EXERCISE GOAL
Rewrite all the records, replacing "Random" with "Any" everywhere and changing nothing else. Omit the pictures from your answer.

◆ ◆ ◆ ◆

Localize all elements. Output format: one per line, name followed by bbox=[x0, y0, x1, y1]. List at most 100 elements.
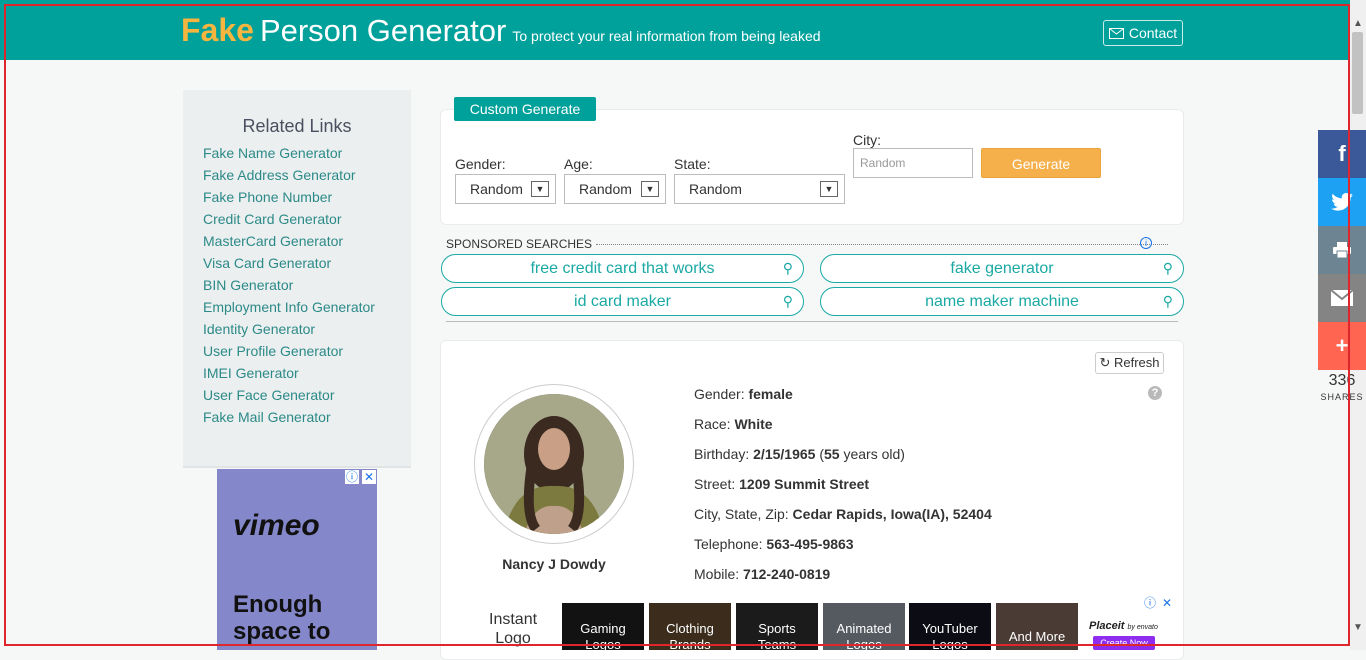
sidebar-title: Related Links bbox=[242, 116, 352, 136]
state-select[interactable]: Random ▼ bbox=[674, 174, 845, 204]
logo-name-text: Person Generator bbox=[259, 13, 507, 48]
search-icon: ⚲ bbox=[1162, 293, 1173, 309]
print-icon bbox=[1333, 242, 1351, 259]
search-icon: ⚲ bbox=[782, 293, 793, 309]
generate-button[interactable]: Generate bbox=[981, 148, 1101, 178]
gender-select[interactable]: Random ▼ bbox=[455, 174, 556, 204]
related-link[interactable]: User Face Generator bbox=[203, 386, 411, 408]
search-icon: ⚲ bbox=[1162, 260, 1173, 276]
ad-close-icon[interactable]: ✕ bbox=[362, 470, 376, 484]
scrollbar-thumb[interactable] bbox=[1352, 32, 1363, 114]
logo-fake-text: Fake bbox=[181, 12, 254, 48]
sponsored-search-text: name maker machine bbox=[925, 293, 1079, 310]
divider bbox=[446, 321, 1178, 322]
dotted-divider bbox=[596, 244, 1168, 245]
ad-tile-line2: Teams bbox=[757, 637, 797, 650]
ad-intro: Instant Logo bbox=[489, 610, 537, 648]
related-link[interactable]: Fake Phone Number bbox=[203, 188, 411, 210]
ad-tile-line1: Gaming bbox=[580, 621, 626, 636]
ad-info-icon[interactable]: ⓘ bbox=[1143, 596, 1157, 610]
ad-headline: Enough space to bbox=[233, 591, 330, 645]
print-share-button[interactable] bbox=[1318, 226, 1366, 274]
placeit-brand: Placeit bbox=[1089, 620, 1125, 632]
telephone-row-label: Telephone: bbox=[694, 536, 767, 552]
mobile-row: Mobile: 712-240-0819 bbox=[694, 566, 830, 582]
city-input[interactable]: Random bbox=[853, 148, 973, 178]
city-label: City: bbox=[853, 132, 881, 148]
ad-tile[interactable]: Gaming Logos bbox=[562, 603, 644, 650]
ad-tile-line1: And More bbox=[1008, 629, 1066, 644]
gender-select-value: Random bbox=[470, 181, 523, 197]
related-link[interactable]: Visa Card Generator bbox=[203, 254, 411, 276]
sponsored-search-text: fake generator bbox=[950, 260, 1054, 277]
related-link[interactable]: Credit Card Generator bbox=[203, 210, 411, 232]
site-logo[interactable]: Fake Person Generator To protect your real… bbox=[181, 12, 821, 49]
placeit-ad[interactable]: Instant Logo Gaming Logos Clothing Brands … bbox=[441, 594, 1183, 650]
ad-tile[interactable]: And More bbox=[996, 603, 1078, 650]
contact-button[interactable]: Contact bbox=[1103, 20, 1183, 46]
sponsored-search-pill[interactable]: free credit card that works ⚲ bbox=[441, 254, 804, 283]
related-link[interactable]: BIN Generator bbox=[203, 276, 411, 298]
race-row: Race: White bbox=[694, 416, 773, 432]
ad-info-icon[interactable]: ⓘ bbox=[345, 470, 359, 484]
related-link[interactable]: Fake Address Generator bbox=[203, 166, 411, 188]
more-share-button[interactable]: + bbox=[1318, 322, 1366, 370]
ad-close-icon[interactable]: ✕ bbox=[1160, 596, 1174, 610]
race-row-label: Race: bbox=[694, 416, 735, 432]
related-link[interactable]: MasterCard Generator bbox=[203, 232, 411, 254]
ad-choices[interactable]: ⓘ ✕ bbox=[1143, 596, 1174, 610]
related-link[interactable]: Identity Generator bbox=[203, 320, 411, 342]
related-link[interactable]: User Profile Generator bbox=[203, 342, 411, 364]
custom-generate-tab[interactable]: Custom Generate bbox=[454, 97, 596, 121]
race-value: White bbox=[734, 416, 773, 432]
age-value: 55 bbox=[824, 446, 840, 462]
ad-tile[interactable]: Clothing Brands bbox=[649, 603, 731, 650]
ad-tile[interactable]: Sports Teams bbox=[736, 603, 818, 650]
email-icon bbox=[1330, 289, 1354, 306]
site-tagline: To protect your real information from be… bbox=[512, 28, 821, 44]
create-now-button[interactable]: Create Now bbox=[1093, 636, 1155, 650]
help-icon[interactable]: ? bbox=[1148, 386, 1162, 400]
refresh-icon: ↻ bbox=[1099, 355, 1111, 370]
ad-tile-line1: Animated bbox=[836, 621, 892, 636]
email-share-button[interactable] bbox=[1318, 274, 1366, 322]
street-value: 1209 Summit Street bbox=[739, 476, 870, 492]
info-icon[interactable]: i bbox=[1140, 237, 1152, 249]
related-link[interactable]: Employment Info Generator bbox=[203, 298, 411, 320]
age-select[interactable]: Random ▼ bbox=[564, 174, 666, 204]
street-row-label: Street: bbox=[694, 476, 740, 492]
ad-tile[interactable]: Animated Logos bbox=[823, 603, 905, 650]
mobile-value: 712-240-0819 bbox=[743, 566, 831, 582]
gender-row-label: Gender: bbox=[694, 386, 749, 402]
vimeo-ad[interactable]: vimeo Enough space to bbox=[217, 469, 377, 650]
scroll-up-icon[interactable]: ▲ bbox=[1353, 18, 1363, 29]
ad-tile[interactable]: YouTuber Logos bbox=[909, 603, 991, 650]
ad-tile-line2: Logos bbox=[932, 637, 968, 650]
chevron-down-icon: ▼ bbox=[531, 181, 549, 197]
ad-tile-line1: YouTuber bbox=[922, 621, 978, 636]
city-row-label: City, State, Zip: bbox=[694, 506, 793, 522]
birthday-value: 2/15/1965 bbox=[753, 446, 816, 462]
gender-value: female bbox=[748, 386, 793, 402]
plus-icon: + bbox=[1335, 333, 1349, 358]
related-link[interactable]: Fake Mail Generator bbox=[203, 408, 411, 430]
facebook-share-button[interactable]: f bbox=[1318, 130, 1366, 178]
ad-headline-line2: space to bbox=[233, 618, 331, 645]
sponsored-search-pill[interactable]: id card maker ⚲ bbox=[441, 287, 804, 316]
related-link[interactable]: IMEI Generator bbox=[203, 364, 411, 386]
ad-intro-line1: Instant bbox=[489, 611, 538, 628]
refresh-label: Refresh bbox=[1114, 355, 1160, 370]
placeit-logo: Placeit by envato bbox=[1089, 620, 1158, 632]
sponsored-search-text: id card maker bbox=[574, 293, 671, 310]
share-count: 336 bbox=[1328, 372, 1356, 389]
sponsored-search-pill[interactable]: name maker machine ⚲ bbox=[820, 287, 1184, 316]
scroll-down-icon[interactable]: ▼ bbox=[1353, 622, 1363, 633]
ad-choices[interactable]: ⓘ ✕ bbox=[345, 470, 376, 484]
related-link[interactable]: Fake Name Generator bbox=[203, 144, 411, 166]
twitter-share-button[interactable] bbox=[1318, 178, 1366, 226]
ad-tile-line2: Brands bbox=[669, 637, 711, 650]
sponsored-search-pill[interactable]: fake generator ⚲ bbox=[820, 254, 1184, 283]
refresh-button[interactable]: ↻ Refresh bbox=[1095, 352, 1164, 374]
person-full-name: Nancy J Dowdy bbox=[502, 556, 606, 572]
shares-label: SHARES bbox=[1320, 392, 1364, 402]
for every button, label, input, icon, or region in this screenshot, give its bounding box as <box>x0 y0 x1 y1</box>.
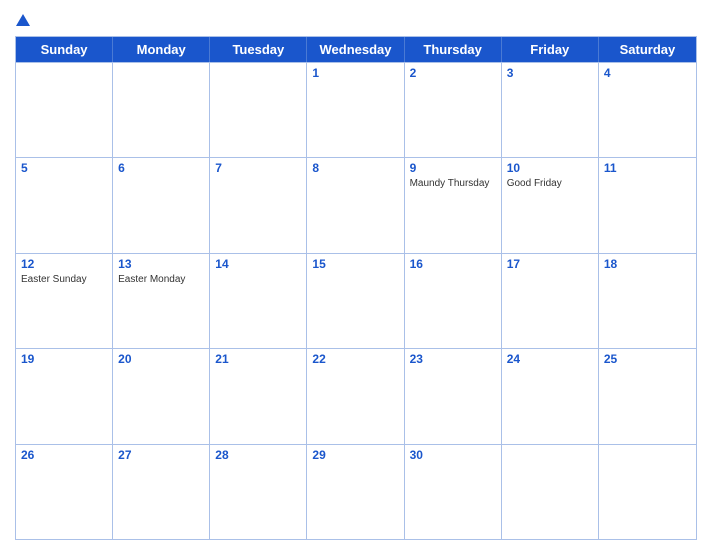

◆ ◆ ◆ ◆

COMPLETE OUTPUT
Localize all elements. Output format: one per line, name followed by bbox=[x0, y0, x1, y1]. List at most 100 elements.
sidebar-title: Related Links bbox=[242, 116, 352, 136]
state-select[interactable]: Any ▼ bbox=[674, 174, 845, 204]
logo-name-text: Person Generator bbox=[259, 13, 507, 48]
search-icon: ⚲ bbox=[1162, 293, 1173, 309]
print-icon bbox=[1333, 242, 1351, 259]
search-icon: ⚲ bbox=[782, 293, 793, 309]
generate-button[interactable]: Generate bbox=[981, 148, 1101, 178]
gender-select[interactable]: Any ▼ bbox=[455, 174, 556, 204]
related-link[interactable]: User Face Generator bbox=[203, 386, 411, 408]
search-icon: ⚲ bbox=[1162, 260, 1173, 276]
ad-close-icon[interactable]: ✕ bbox=[362, 470, 376, 484]
scrollbar-thumb[interactable] bbox=[1352, 32, 1363, 114]
logo-fake-text: Fake bbox=[181, 12, 254, 48]
sponsored-search-text: name maker machine bbox=[925, 293, 1079, 310]
divider bbox=[446, 321, 1178, 322]
dotted-divider bbox=[596, 244, 1168, 245]
ad-tile-line2: Teams bbox=[757, 637, 797, 650]
ad-intro: Instant Logo bbox=[489, 610, 537, 648]
related-link[interactable]: Fake Phone Number bbox=[203, 188, 411, 210]
ad-tile-line1: Gaming bbox=[580, 621, 626, 636]
ad-info-icon[interactable]: ⓘ bbox=[1143, 596, 1157, 610]
ad-headline: Enough space to bbox=[233, 591, 330, 645]
print-share-button[interactable] bbox=[1318, 226, 1366, 274]
placeit-brand: Placeit bbox=[1089, 620, 1125, 632]
telephone-row-label: Telephone: bbox=[694, 536, 767, 552]
mobile-row: Mobile: 712-240-0819 bbox=[694, 566, 830, 582]
city-input[interactable]: Any bbox=[853, 148, 973, 178]
city-label: City: bbox=[853, 132, 881, 148]
ad-tile[interactable]: Gaming Logos bbox=[562, 603, 644, 650]
ad-tile-line1: And More bbox=[1008, 629, 1066, 644]
gender-select-value: Any bbox=[470, 181, 523, 197]
related-link[interactable]: Visa Card Generator bbox=[203, 254, 411, 276]
sponsored-search-text: fake generator bbox=[950, 260, 1054, 277]
related-link[interactable]: Credit Card Generator bbox=[203, 210, 411, 232]
site-logo[interactable]: Fake Person Generator To protect your real… bbox=[181, 12, 821, 49]
placeit-ad[interactable]: Instant Logo Gaming Logos Clothing Brands … bbox=[441, 594, 1183, 650]
ad-tile[interactable]: And More bbox=[996, 603, 1078, 650]
contact-button[interactable]: Contact bbox=[1103, 20, 1183, 46]
sponsored-search-pill[interactable]: free credit card that works ⚲ bbox=[441, 254, 804, 283]
related-link[interactable]: BIN Generator bbox=[203, 276, 411, 298]
race-row: Race: White bbox=[694, 416, 773, 432]
ad-info-icon[interactable]: ⓘ bbox=[345, 470, 359, 484]
related-link[interactable]: Fake Address Generator bbox=[203, 166, 411, 188]
more-share-button[interactable]: + bbox=[1318, 322, 1366, 370]
ad-close-icon[interactable]: ✕ bbox=[1160, 596, 1174, 610]
race-row-label: Race: bbox=[694, 416, 735, 432]
related-link[interactable]: MasterCard Generator bbox=[203, 232, 411, 254]
ad-choices[interactable]: ⓘ ✕ bbox=[1143, 596, 1174, 610]
related-link[interactable]: Identity Generator bbox=[203, 320, 411, 342]
related-link[interactable]: User Profile Generator bbox=[203, 342, 411, 364]
custom-generate-tab[interactable]: Custom Generate bbox=[454, 97, 596, 121]
race-value: White bbox=[734, 416, 773, 432]
age-value: 55 bbox=[824, 446, 840, 462]
ad-tile[interactable]: Clothing Brands bbox=[649, 603, 731, 650]
ad-tile[interactable]: Sports Teams bbox=[736, 603, 818, 650]
email-icon bbox=[1330, 289, 1354, 306]
site-tagline: To protect your real information from be… bbox=[512, 28, 821, 44]
create-now-button[interactable]: Create Now bbox=[1093, 636, 1155, 650]
help-icon[interactable]: ? bbox=[1148, 386, 1162, 400]
refresh-icon: ↻ bbox=[1099, 355, 1111, 370]
ad-tile-line1: Animated bbox=[836, 621, 892, 636]
email-share-button[interactable] bbox=[1318, 274, 1366, 322]
street-value: 1209 Summit Street bbox=[739, 476, 870, 492]
info-icon[interactable]: i bbox=[1140, 237, 1152, 249]
related-link[interactable]: Employment Info Generator bbox=[203, 298, 411, 320]
age-select[interactable]: Any ▼ bbox=[564, 174, 666, 204]
street-row-label: Street: bbox=[694, 476, 740, 492]
ad-tile[interactable]: Animated Logos bbox=[823, 603, 905, 650]
mobile-value: 712-240-0819 bbox=[743, 566, 831, 582]
gender-row-label: Gender: bbox=[694, 386, 749, 402]
vimeo-ad[interactable]: vimeo Enough space to bbox=[217, 469, 377, 650]
scroll-up-icon[interactable]: ▲ bbox=[1353, 18, 1363, 29]
ad-tile[interactable]: YouTuber Logos bbox=[909, 603, 991, 650]
ad-tile-line2: Logos bbox=[932, 637, 968, 650]
chevron-down-icon: ▼ bbox=[531, 181, 549, 197]
ad-tile-line1: YouTuber bbox=[922, 621, 978, 636]
city-row-label: City, State, Zip: bbox=[694, 506, 793, 522]
birthday-value: 2/15/1965 bbox=[753, 446, 816, 462]
gender-value: female bbox=[748, 386, 793, 402]
plus-icon: + bbox=[1335, 333, 1349, 358]
related-link[interactable]: Fake Mail Generator bbox=[203, 408, 411, 430]
facebook-share-button[interactable]: f bbox=[1318, 130, 1366, 178]
ad-headline-line2: space to bbox=[233, 618, 331, 645]
sponsored-search-pill[interactable]: id card maker ⚲ bbox=[441, 287, 804, 316]
related-link[interactable]: IMEI Generator bbox=[203, 364, 411, 386]
ad-intro-line1: Instant bbox=[489, 611, 538, 628]
refresh-label: Refresh bbox=[1114, 355, 1160, 370]
placeit-logo: Placeit by envato bbox=[1089, 620, 1158, 632]
sponsored-search-text: id card maker bbox=[574, 293, 671, 310]
share-count: 336 bbox=[1328, 372, 1356, 389]
sponsored-search-pill[interactable]: name maker machine ⚲ bbox=[820, 287, 1184, 316]
scroll-down-icon[interactable]: ▼ bbox=[1353, 622, 1363, 633]
ad-choices[interactable]: ⓘ ✕ bbox=[345, 470, 376, 484]
related-link[interactable]: Fake Name Generator bbox=[203, 144, 411, 166]
twitter-share-button[interactable] bbox=[1318, 178, 1366, 226]
ad-tile-line2: Brands bbox=[669, 637, 711, 650]
sponsored-search-pill[interactable]: fake generator ⚲ bbox=[820, 254, 1184, 283]
refresh-button[interactable]: ↻ Refresh bbox=[1095, 352, 1164, 374]
person-full-name: Nancy J Dowdy bbox=[502, 556, 606, 572]
shares-label: SHARES bbox=[1320, 392, 1364, 402]
for every button, label, input, icon, or region in this screenshot, give its bounding box as <box>x0 y0 x1 y1</box>.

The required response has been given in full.